--- START OF EXTRACTED ENTRIES ---

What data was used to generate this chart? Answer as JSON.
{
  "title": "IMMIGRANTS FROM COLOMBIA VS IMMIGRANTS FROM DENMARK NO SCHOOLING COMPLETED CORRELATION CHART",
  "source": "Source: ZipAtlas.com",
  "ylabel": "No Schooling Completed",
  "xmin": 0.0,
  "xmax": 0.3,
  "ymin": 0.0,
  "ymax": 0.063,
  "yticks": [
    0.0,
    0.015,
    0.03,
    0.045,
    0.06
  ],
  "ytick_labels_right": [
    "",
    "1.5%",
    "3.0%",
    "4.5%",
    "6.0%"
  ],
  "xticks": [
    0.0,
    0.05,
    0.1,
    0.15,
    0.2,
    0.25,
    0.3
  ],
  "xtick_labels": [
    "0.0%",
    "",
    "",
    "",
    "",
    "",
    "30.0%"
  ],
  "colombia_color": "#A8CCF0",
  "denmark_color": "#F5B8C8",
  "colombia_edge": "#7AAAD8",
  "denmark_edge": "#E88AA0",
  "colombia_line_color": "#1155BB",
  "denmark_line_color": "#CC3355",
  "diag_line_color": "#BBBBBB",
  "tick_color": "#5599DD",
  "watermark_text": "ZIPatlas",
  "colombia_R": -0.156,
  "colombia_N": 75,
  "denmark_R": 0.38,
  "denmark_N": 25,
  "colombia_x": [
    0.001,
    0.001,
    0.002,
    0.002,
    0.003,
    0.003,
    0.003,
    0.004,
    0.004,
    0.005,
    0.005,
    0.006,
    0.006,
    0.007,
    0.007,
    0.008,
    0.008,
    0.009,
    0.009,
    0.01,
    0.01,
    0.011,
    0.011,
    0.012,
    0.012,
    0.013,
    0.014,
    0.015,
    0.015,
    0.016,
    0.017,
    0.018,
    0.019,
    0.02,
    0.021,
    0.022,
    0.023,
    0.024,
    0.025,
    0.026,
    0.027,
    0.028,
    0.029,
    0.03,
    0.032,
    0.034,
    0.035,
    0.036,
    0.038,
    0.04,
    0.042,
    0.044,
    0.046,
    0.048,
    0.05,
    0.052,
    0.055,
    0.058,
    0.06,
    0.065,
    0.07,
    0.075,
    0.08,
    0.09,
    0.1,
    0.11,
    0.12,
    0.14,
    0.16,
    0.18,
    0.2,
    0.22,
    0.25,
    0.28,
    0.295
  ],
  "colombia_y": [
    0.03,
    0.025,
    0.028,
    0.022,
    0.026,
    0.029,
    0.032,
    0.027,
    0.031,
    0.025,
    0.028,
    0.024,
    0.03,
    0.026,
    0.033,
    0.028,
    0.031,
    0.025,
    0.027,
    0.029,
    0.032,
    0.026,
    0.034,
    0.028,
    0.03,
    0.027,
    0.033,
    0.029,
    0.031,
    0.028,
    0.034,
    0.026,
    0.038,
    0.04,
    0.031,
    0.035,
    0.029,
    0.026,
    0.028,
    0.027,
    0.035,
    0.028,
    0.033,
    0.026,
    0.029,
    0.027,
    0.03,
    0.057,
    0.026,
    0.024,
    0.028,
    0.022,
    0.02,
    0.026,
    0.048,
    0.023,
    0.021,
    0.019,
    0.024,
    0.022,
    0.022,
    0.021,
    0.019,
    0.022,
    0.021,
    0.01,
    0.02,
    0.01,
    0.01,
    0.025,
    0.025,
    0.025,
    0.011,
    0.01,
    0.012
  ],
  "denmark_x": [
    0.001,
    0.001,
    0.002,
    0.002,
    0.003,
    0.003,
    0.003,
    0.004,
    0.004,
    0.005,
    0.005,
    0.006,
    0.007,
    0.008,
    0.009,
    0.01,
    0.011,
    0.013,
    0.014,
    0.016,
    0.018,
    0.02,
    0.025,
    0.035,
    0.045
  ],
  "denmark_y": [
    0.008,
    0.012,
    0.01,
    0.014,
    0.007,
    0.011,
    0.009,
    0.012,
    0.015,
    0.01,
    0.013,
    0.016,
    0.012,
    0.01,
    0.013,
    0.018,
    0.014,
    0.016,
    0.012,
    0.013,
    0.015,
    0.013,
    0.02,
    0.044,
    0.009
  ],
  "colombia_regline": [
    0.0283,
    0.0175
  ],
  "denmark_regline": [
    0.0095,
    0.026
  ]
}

--- END OF EXTRACTED ENTRIES ---

Repeat the material above in full, quoting it exactly.

- _SOLUTION_
What data was used to generate this chart? Answer as JSON.
{
  "title": "IMMIGRANTS FROM COLOMBIA VS IMMIGRANTS FROM DENMARK NO SCHOOLING COMPLETED CORRELATION CHART",
  "source": "Source: ZipAtlas.com",
  "ylabel": "No Schooling Completed",
  "xmin": 0.0,
  "xmax": 0.3,
  "ymin": 0.0,
  "ymax": 0.063,
  "yticks": [
    0.0,
    0.015,
    0.03,
    0.045,
    0.06
  ],
  "ytick_labels_right": [
    "",
    "1.5%",
    "3.0%",
    "4.5%",
    "6.0%"
  ],
  "xticks": [
    0.0,
    0.05,
    0.1,
    0.15,
    0.2,
    0.25,
    0.3
  ],
  "xtick_labels": [
    "0.0%",
    "",
    "",
    "",
    "",
    "",
    "30.0%"
  ],
  "colombia_color": "#A8CCF0",
  "denmark_color": "#F5B8C8",
  "colombia_edge": "#7AAAD8",
  "denmark_edge": "#E88AA0",
  "colombia_line_color": "#1155BB",
  "denmark_line_color": "#CC3355",
  "diag_line_color": "#BBBBBB",
  "tick_color": "#5599DD",
  "watermark_text": "ZIPatlas",
  "colombia_R": -0.156,
  "colombia_N": 75,
  "denmark_R": 0.38,
  "denmark_N": 25,
  "colombia_x": [
    0.001,
    0.001,
    0.002,
    0.002,
    0.003,
    0.003,
    0.003,
    0.004,
    0.004,
    0.005,
    0.005,
    0.006,
    0.006,
    0.007,
    0.007,
    0.008,
    0.008,
    0.009,
    0.009,
    0.01,
    0.01,
    0.011,
    0.011,
    0.012,
    0.012,
    0.013,
    0.014,
    0.015,
    0.015,
    0.016,
    0.017,
    0.018,
    0.019,
    0.02,
    0.021,
    0.022,
    0.023,
    0.024,
    0.025,
    0.026,
    0.027,
    0.028,
    0.029,
    0.03,
    0.032,
    0.034,
    0.035,
    0.036,
    0.038,
    0.04,
    0.042,
    0.044,
    0.046,
    0.048,
    0.05,
    0.052,
    0.055,
    0.058,
    0.06,
    0.065,
    0.07,
    0.075,
    0.08,
    0.09,
    0.1,
    0.11,
    0.12,
    0.14,
    0.16,
    0.18,
    0.2,
    0.22,
    0.25,
    0.28,
    0.295
  ],
  "colombia_y": [
    0.03,
    0.025,
    0.028,
    0.022,
    0.026,
    0.029,
    0.032,
    0.027,
    0.031,
    0.025,
    0.028,
    0.024,
    0.03,
    0.026,
    0.033,
    0.028,
    0.031,
    0.025,
    0.027,
    0.029,
    0.032,
    0.026,
    0.034,
    0.028,
    0.03,
    0.027,
    0.033,
    0.029,
    0.031,
    0.028,
    0.034,
    0.026,
    0.038,
    0.04,
    0.031,
    0.035,
    0.029,
    0.026,
    0.028,
    0.027,
    0.035,
    0.028,
    0.033,
    0.026,
    0.029,
    0.027,
    0.03,
    0.057,
    0.026,
    0.024,
    0.028,
    0.022,
    0.02,
    0.026,
    0.048,
    0.023,
    0.021,
    0.019,
    0.024,
    0.022,
    0.022,
    0.021,
    0.019,
    0.022,
    0.021,
    0.01,
    0.02,
    0.01,
    0.01,
    0.025,
    0.025,
    0.025,
    0.011,
    0.01,
    0.012
  ],
  "denmark_x": [
    0.001,
    0.001,
    0.002,
    0.002,
    0.003,
    0.003,
    0.003,
    0.004,
    0.004,
    0.005,
    0.005,
    0.006,
    0.007,
    0.008,
    0.009,
    0.01,
    0.011,
    0.013,
    0.014,
    0.016,
    0.018,
    0.02,
    0.025,
    0.035,
    0.045
  ],
  "denmark_y": [
    0.008,
    0.012,
    0.01,
    0.014,
    0.007,
    0.011,
    0.009,
    0.012,
    0.015,
    0.01,
    0.013,
    0.016,
    0.012,
    0.01,
    0.013,
    0.018,
    0.014,
    0.016,
    0.012,
    0.013,
    0.015,
    0.013,
    0.02,
    0.044,
    0.009
  ],
  "colombia_regline": [
    0.0283,
    0.0175
  ],
  "denmark_regline": [
    0.0095,
    0.026
  ]
}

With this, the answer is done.